(Figure data in JSON)
* * * * * * *

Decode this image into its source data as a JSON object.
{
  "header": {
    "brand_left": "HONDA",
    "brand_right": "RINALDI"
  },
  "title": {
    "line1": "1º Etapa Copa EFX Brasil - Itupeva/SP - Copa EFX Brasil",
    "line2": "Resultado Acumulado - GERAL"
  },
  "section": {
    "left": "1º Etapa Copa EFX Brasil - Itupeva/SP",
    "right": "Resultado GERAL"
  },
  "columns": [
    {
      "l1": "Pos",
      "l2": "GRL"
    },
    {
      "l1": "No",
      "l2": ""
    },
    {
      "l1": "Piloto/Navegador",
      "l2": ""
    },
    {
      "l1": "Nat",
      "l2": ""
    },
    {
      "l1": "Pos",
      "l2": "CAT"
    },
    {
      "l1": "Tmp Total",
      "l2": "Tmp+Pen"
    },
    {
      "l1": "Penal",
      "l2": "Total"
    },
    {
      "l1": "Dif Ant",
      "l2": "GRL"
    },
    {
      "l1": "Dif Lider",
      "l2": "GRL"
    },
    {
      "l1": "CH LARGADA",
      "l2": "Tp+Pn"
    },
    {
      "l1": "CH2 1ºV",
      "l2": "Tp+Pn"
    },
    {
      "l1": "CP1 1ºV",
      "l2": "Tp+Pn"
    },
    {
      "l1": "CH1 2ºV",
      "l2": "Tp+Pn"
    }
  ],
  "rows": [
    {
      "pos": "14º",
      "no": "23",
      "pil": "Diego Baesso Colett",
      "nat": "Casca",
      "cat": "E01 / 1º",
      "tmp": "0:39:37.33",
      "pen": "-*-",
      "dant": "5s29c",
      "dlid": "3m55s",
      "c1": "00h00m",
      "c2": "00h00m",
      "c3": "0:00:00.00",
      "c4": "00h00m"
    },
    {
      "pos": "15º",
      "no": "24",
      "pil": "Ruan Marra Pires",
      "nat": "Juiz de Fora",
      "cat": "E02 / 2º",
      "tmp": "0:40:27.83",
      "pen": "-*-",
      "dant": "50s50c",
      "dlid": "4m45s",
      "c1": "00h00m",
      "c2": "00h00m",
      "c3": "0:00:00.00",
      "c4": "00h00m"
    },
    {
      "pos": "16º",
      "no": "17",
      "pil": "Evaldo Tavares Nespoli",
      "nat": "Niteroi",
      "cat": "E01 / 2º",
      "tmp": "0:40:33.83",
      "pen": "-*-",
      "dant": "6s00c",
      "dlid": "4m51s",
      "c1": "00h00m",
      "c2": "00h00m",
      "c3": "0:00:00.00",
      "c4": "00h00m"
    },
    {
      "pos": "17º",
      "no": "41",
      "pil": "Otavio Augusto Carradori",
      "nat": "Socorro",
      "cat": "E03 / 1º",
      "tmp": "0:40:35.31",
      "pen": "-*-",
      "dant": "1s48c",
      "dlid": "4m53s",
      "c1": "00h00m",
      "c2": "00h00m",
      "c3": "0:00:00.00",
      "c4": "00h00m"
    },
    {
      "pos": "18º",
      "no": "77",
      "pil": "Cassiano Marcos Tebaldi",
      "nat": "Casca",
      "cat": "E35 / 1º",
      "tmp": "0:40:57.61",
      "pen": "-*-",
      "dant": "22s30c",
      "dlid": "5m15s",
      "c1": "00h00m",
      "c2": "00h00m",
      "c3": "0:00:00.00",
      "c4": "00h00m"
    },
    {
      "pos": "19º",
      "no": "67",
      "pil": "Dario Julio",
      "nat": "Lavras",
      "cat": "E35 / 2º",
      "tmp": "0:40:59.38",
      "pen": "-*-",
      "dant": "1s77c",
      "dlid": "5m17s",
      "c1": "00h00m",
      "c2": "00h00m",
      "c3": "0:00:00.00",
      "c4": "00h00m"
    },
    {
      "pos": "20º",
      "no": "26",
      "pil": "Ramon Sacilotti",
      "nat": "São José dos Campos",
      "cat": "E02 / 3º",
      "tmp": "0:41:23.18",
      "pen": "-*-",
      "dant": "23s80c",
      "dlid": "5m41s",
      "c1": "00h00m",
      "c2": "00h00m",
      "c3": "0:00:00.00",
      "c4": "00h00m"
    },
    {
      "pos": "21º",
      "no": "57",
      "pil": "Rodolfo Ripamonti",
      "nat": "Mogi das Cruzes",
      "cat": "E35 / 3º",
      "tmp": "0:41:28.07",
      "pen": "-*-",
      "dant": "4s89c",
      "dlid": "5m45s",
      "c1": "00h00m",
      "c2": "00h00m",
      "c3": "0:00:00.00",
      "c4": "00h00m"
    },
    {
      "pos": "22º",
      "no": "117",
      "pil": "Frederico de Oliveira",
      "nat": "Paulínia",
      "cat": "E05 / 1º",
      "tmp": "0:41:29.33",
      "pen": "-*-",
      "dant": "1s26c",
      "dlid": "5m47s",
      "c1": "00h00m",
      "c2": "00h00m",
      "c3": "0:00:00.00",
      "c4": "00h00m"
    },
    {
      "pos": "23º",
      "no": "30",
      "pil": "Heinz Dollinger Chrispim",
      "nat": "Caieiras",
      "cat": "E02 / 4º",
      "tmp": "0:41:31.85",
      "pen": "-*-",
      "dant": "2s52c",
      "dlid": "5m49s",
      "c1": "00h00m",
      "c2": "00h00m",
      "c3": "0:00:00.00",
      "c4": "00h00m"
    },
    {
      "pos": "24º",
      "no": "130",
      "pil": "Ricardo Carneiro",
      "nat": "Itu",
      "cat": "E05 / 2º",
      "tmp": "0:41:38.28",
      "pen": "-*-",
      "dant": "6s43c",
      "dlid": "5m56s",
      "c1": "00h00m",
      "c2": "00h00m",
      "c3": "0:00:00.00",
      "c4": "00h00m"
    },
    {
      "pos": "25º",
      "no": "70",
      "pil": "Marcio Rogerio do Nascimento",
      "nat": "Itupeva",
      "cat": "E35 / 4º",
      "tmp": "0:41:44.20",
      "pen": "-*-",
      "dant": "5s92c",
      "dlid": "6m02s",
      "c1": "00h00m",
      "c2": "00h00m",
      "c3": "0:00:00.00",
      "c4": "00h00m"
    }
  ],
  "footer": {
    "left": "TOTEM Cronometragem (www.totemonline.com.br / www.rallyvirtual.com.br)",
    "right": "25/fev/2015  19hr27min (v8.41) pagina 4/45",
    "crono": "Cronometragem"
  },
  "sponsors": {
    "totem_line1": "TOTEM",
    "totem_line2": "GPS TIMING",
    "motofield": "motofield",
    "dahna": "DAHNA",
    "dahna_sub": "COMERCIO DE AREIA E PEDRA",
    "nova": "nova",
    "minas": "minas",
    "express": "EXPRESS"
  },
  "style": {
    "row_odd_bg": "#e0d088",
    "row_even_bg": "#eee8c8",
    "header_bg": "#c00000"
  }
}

* * * * * * *

Each entry above needs to be retyped exactly.

Decode this image into its source data as a JSON object.
{
  "header": {
    "brand_left": "HONDA",
    "brand_right": "RINALDI"
  },
  "title": {
    "line1": "1º Etapa Copa EFX Brasil - Itupeva/SP - Copa EFX Brasil",
    "line2": "Resultado Acumulado - GERAL"
  },
  "section": {
    "left": "1º Etapa Copa EFX Brasil - Itupeva/SP",
    "right": "Resultado GERAL"
  },
  "columns": [
    {
      "l1": "Pos",
      "l2": "GRL"
    },
    {
      "l1": "No",
      "l2": ""
    },
    {
      "l1": "Piloto/Navegador",
      "l2": ""
    },
    {
      "l1": "Nat",
      "l2": ""
    },
    {
      "l1": "Pos",
      "l2": "CAT"
    },
    {
      "l1": "Tmp Total",
      "l2": "Tmp+Pen"
    },
    {
      "l1": "Penal",
      "l2": "Total"
    },
    {
      "l1": "Dif Ant",
      "l2": "GRL"
    },
    {
      "l1": "Dif Lider",
      "l2": "GRL"
    },
    {
      "l1": "CH LARGADA",
      "l2": "Tp+Pn"
    },
    {
      "l1": "CH2 1ºV",
      "l2": "Tp+Pn"
    },
    {
      "l1": "CP1 1ºV",
      "l2": "Tp+Pn"
    },
    {
      "l1": "CH1 2ºV",
      "l2": "Tp+Pn"
    }
  ],
  "rows": [
    {
      "pos": "14º",
      "no": "23",
      "pil": "Diego Baesso Colett",
      "nat": "Casca",
      "cat": "E01 / 1º",
      "tmp": "0:39:37.33",
      "pen": "-*-",
      "dant": "5s29c",
      "dlid": "3m55s",
      "c1": "00h00m",
      "c2": "00h00m",
      "c3": "0:00:00.00",
      "c4": "00h00m"
    },
    {
      "pos": "15º",
      "no": "24",
      "pil": "Ruan Marra Pires",
      "nat": "Juiz de Fora",
      "cat": "E02 / 2º",
      "tmp": "0:40:27.83",
      "pen": "-*-",
      "dant": "50s50c",
      "dlid": "4m45s",
      "c1": "00h00m",
      "c2": "00h00m",
      "c3": "0:00:00.00",
      "c4": "00h00m"
    },
    {
      "pos": "16º",
      "no": "17",
      "pil": "Evaldo Tavares Nespoli",
      "nat": "Niteroi",
      "cat": "E01 / 2º",
      "tmp": "0:40:33.83",
      "pen": "-*-",
      "dant": "6s00c",
      "dlid": "4m51s",
      "c1": "00h00m",
      "c2": "00h00m",
      "c3": "0:00:00.00",
      "c4": "00h00m"
    },
    {
      "pos": "17º",
      "no": "41",
      "pil": "Otavio Augusto Carradori",
      "nat": "Socorro",
      "cat": "E03 / 1º",
      "tmp": "0:40:35.31",
      "pen": "-*-",
      "dant": "1s48c",
      "dlid": "4m53s",
      "c1": "00h00m",
      "c2": "00h00m",
      "c3": "0:00:00.00",
      "c4": "00h00m"
    },
    {
      "pos": "18º",
      "no": "77",
      "pil": "Cassiano Marcos Tebaldi",
      "nat": "Casca",
      "cat": "E35 / 1º",
      "tmp": "0:40:57.61",
      "pen": "-*-",
      "dant": "22s30c",
      "dlid": "5m15s",
      "c1": "00h00m",
      "c2": "00h00m",
      "c3": "0:00:00.00",
      "c4": "00h00m"
    },
    {
      "pos": "19º",
      "no": "67",
      "pil": "Dario Julio",
      "nat": "Lavras",
      "cat": "E35 / 2º",
      "tmp": "0:40:59.38",
      "pen": "-*-",
      "dant": "1s77c",
      "dlid": "5m17s",
      "c1": "00h00m",
      "c2": "00h00m",
      "c3": "0:00:00.00",
      "c4": "00h00m"
    },
    {
      "pos": "20º",
      "no": "26",
      "pil": "Ramon Sacilotti",
      "nat": "São José dos Campos",
      "cat": "E02 / 3º",
      "tmp": "0:41:23.18",
      "pen": "-*-",
      "dant": "23s80c",
      "dlid": "5m41s",
      "c1": "00h00m",
      "c2": "00h00m",
      "c3": "0:00:00.00",
      "c4": "00h00m"
    },
    {
      "pos": "21º",
      "no": "57",
      "pil": "Rodolfo Ripamonti",
      "nat": "Mogi das Cruzes",
      "cat": "E35 / 3º",
      "tmp": "0:41:28.07",
      "pen": "-*-",
      "dant": "4s89c",
      "dlid": "5m45s",
      "c1": "00h00m",
      "c2": "00h00m",
      "c3": "0:00:00.00",
      "c4": "00h00m"
    },
    {
      "pos": "22º",
      "no": "117",
      "pil": "Frederico de Oliveira",
      "nat": "Paulínia",
      "cat": "E05 / 1º",
      "tmp": "0:41:29.33",
      "pen": "-*-",
      "dant": "1s26c",
      "dlid": "5m47s",
      "c1": "00h00m",
      "c2": "00h00m",
      "c3": "0:00:00.00",
      "c4": "00h00m"
    },
    {
      "pos": "23º",
      "no": "30",
      "pil": "Heinz Dollinger Chrispim",
      "nat": "Caieiras",
      "cat": "E02 / 4º",
      "tmp": "0:41:31.85",
      "pen": "-*-",
      "dant": "2s52c",
      "dlid": "5m49s",
      "c1": "00h00m",
      "c2": "00h00m",
      "c3": "0:00:00.00",
      "c4": "00h00m"
    },
    {
      "pos": "24º",
      "no": "130",
      "pil": "Ricardo Carneiro",
      "nat": "Itu",
      "cat": "E05 / 2º",
      "tmp": "0:41:38.28",
      "pen": "-*-",
      "dant": "6s43c",
      "dlid": "5m56s",
      "c1": "00h00m",
      "c2": "00h00m",
      "c3": "0:00:00.00",
      "c4": "00h00m"
    },
    {
      "pos": "25º",
      "no": "70",
      "pil": "Marcio Rogerio do Nascimento",
      "nat": "Itupeva",
      "cat": "E35 / 4º",
      "tmp": "0:41:44.20",
      "pen": "-*-",
      "dant": "5s92c",
      "dlid": "6m02s",
      "c1": "00h00m",
      "c2": "00h00m",
      "c3": "0:00:00.00",
      "c4": "00h00m"
    }
  ],
  "footer": {
    "left": "TOTEM Cronometragem (www.totemonline.com.br / www.rallyvirtual.com.br)",
    "right": "25/fev/2015  19hr27min (v8.41) pagina 4/45",
    "crono": "Cronometragem"
  },
  "sponsors": {
    "totem_line1": "TOTEM",
    "totem_line2": "GPS TIMING",
    "motofield": "motofield",
    "dahna": "DAHNA",
    "dahna_sub": "COMERCIO DE AREIA E PEDRA",
    "nova": "nova",
    "minas": "minas",
    "express": "EXPRESS"
  },
  "style": {
    "row_odd_bg": "#e0d088",
    "row_even_bg": "#eee8c8",
    "header_bg": "#c00000"
  }
}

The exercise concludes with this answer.